**Text block**

26.8 Incremental Modernization Strategies

Large-scale refactoring cannot happen overnight. You need strategies for making steady progress while maintaining a working system. This section covers practical approaches to incremental modernization.

The Boy Scout Rule at Scale

The Boy Scout Rule — "leave the code better than you found it" — is a powerful strategy when applied consistently across a team. Every time someone touches legacy code, they make one small improvement:

Add type hints to function signatures they modify
Write a test for the function they are debugging
Extract a method from a long function they are extending
Replace a deprecated API call they encounter
Add a docstring to a function they had to spend time understanding

Over time, these small improvements compound. AI assistants make each improvement faster:

Prompt: "I'm modifying the calculate_discount function to add
a new discount type. While I'm here, add type hints to all
parameters and the return value, and add a docstring describing
the function's behavior."

Modernization Layers

Structure your modernization effort in layers, tackling foundational issues before cosmetic ones:

Layer 1: Safety (Weeks 1-4) - Add characterization tests to critical paths - Set up continuous integration if not already present - Establish code formatting standards (use tools like black and isort)

Layer 2: Structure (Weeks 5-12) - Break circular dependencies - Extract methods from oversized functions - Introduce dependency injection for testability

Layer 3: Architecture (Weeks 13-24) - Apply design patterns (repository, service layer, etc.) - Migrate to modern frameworks where needed - Introduce proper configuration management

Layer 4: Polish (Ongoing) - Add type hints throughout - Improve naming and documentation - Optimize performance bottlenecks

Feature Flags for Safe Rollout

Feature flags are essential for safe incremental modernization. They let you deploy new code without activating it, then gradually roll it out to users:

class FeatureFlags:
    """Simple feature flag system for controlling rollout."""

    def __init__(self, config: dict[str, Any]):
        self.config = config

    def is_enabled(self, flag_name: str, user_id: int | None = None) -> bool:
        """Check if a feature flag is enabled.

        Supports global flags and percentage-based rollouts.
        """
        flag = self.config.get(flag_name)

**Task brief**
Please set down the part of the incremental modernization text above that lies between "Feature flags are" and "and percentage-based rollouts.", inclusive, copying it word for word.

**Collected material**
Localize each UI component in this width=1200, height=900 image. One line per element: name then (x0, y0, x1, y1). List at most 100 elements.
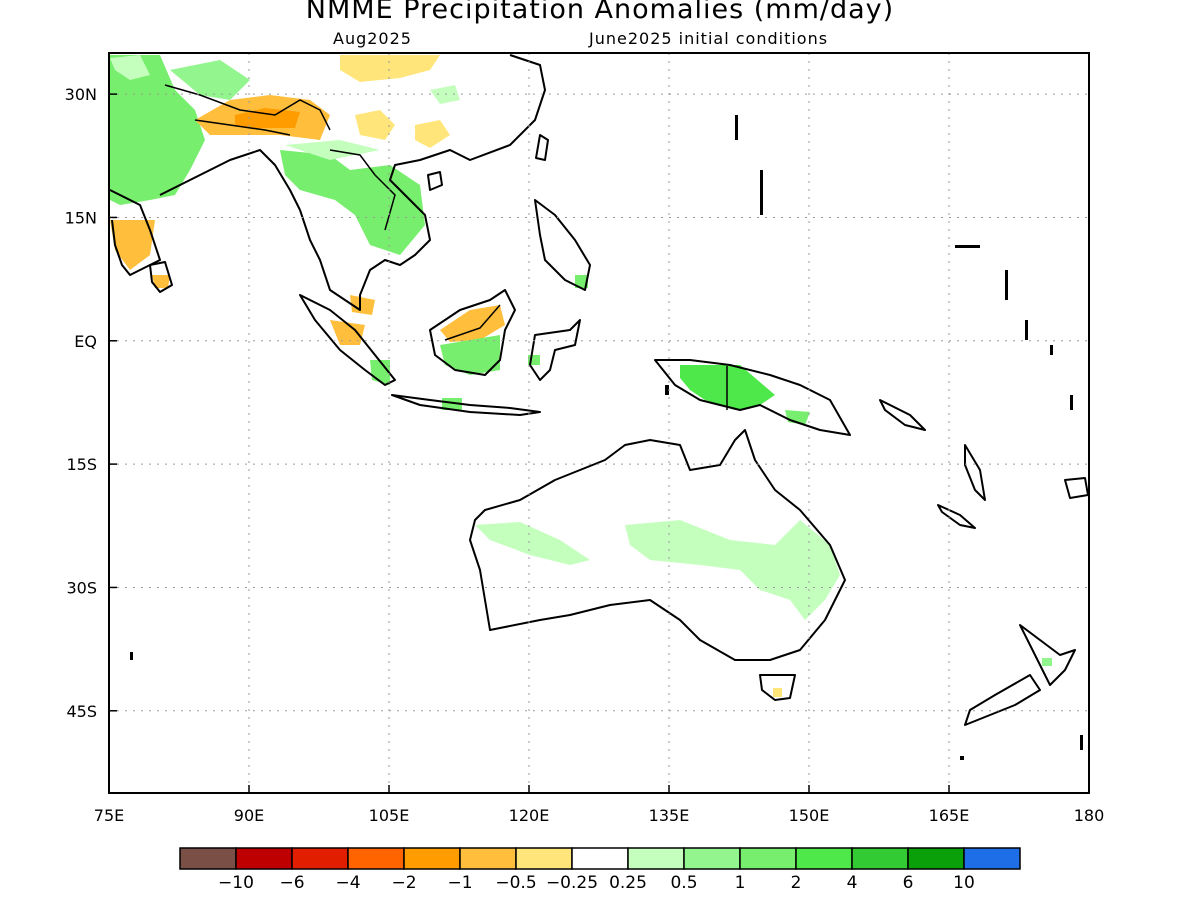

**Result below**
Feature flags are essential for safe incremental modernization. They let you deploy new code without activating it, then gradually roll it out to users:

class FeatureFlags:
    """Simple feature flag system for controlling rollout."""

    def __init__(self, config: dict[str, Any]):
        self.config = config

    def is_enabled(self, flag_name: str, user_id: int | None = None) -> bool:
        """Check if a feature flag is enabled.

        Supports global flags and percentage-based rollouts.